(Layout element annotations)
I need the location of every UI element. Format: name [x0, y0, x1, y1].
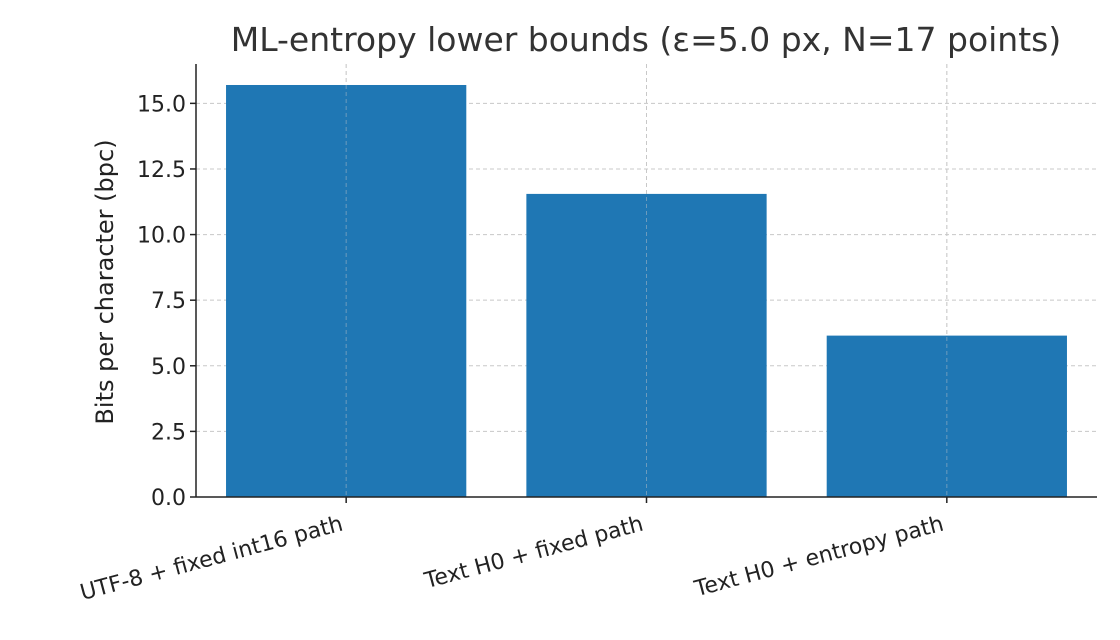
- x-ticks: UTF-8 + fixed int16 path Text H0 + fixed …: [78, 497, 948, 606]
- y-axis-label: Bits per character (bpc): [91, 139, 119, 424]
- y-tick-label: 12.5: [137, 158, 186, 183]
- x-tick-label: Text H0 + entropy path: [691, 512, 946, 603]
- x-tick-label: UTF-8 + fixed int16 path: [78, 512, 346, 606]
- y-ticks: 0.0 2.5 5.0 7.5 10.0 12.5 15.0: [137, 92, 196, 511]
- bars: [226, 64, 1067, 497]
- bar: [526, 193, 767, 497]
- bar: [226, 84, 467, 497]
- y-tick-label: 0.0: [151, 486, 186, 511]
- y-tick-label: 7.5: [151, 289, 186, 314]
- y-tick-label: 15.0: [137, 92, 186, 117]
- y-tick-label: 5.0: [151, 355, 186, 380]
- bar: [826, 335, 1067, 497]
- x-tick-label: Text H0 + fixed path: [421, 512, 646, 595]
- y-tick-label: 2.5: [151, 420, 186, 445]
- chart-title: ML-entropy lower bounds (ε=5.0 px, N=17 …: [231, 20, 1061, 59]
- y-tick-label: 10.0: [137, 224, 186, 249]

> [REQUIREMENTS]: Write out the lines above exactly as they appear, leaving out the picture.

> [THE OUTPUT]:
I need the location of every UI element. Format: name [x0, y0, x1, y1].
- x-ticks: UTF-8 + fixed int16 path Text H0 + fixed …: [78, 497, 948, 606]
- y-axis-label: Bits per character (bpc): [91, 139, 119, 424]
- y-tick-label: 12.5: [137, 158, 186, 183]
- x-tick-label: Text H0 + entropy path: [691, 512, 946, 603]
- x-tick-label: UTF-8 + fixed int16 path: [78, 512, 346, 606]
- y-ticks: 0.0 2.5 5.0 7.5 10.0 12.5 15.0: [137, 92, 196, 511]
- bars: [226, 64, 1067, 497]
- bar: [526, 193, 767, 497]
- bar: [226, 84, 467, 497]
- y-tick-label: 0.0: [151, 486, 186, 511]
- y-tick-label: 7.5: [151, 289, 186, 314]
- y-tick-label: 15.0: [137, 92, 186, 117]
- y-tick-label: 5.0: [151, 355, 186, 380]
- bar: [826, 335, 1067, 497]
- x-tick-label: Text H0 + fixed path: [421, 512, 646, 595]
- y-tick-label: 2.5: [151, 420, 186, 445]
- chart-title: ML-entropy lower bounds (ε=5.0 px, N=17 …: [231, 20, 1061, 59]
- y-tick-label: 10.0: [137, 224, 186, 249]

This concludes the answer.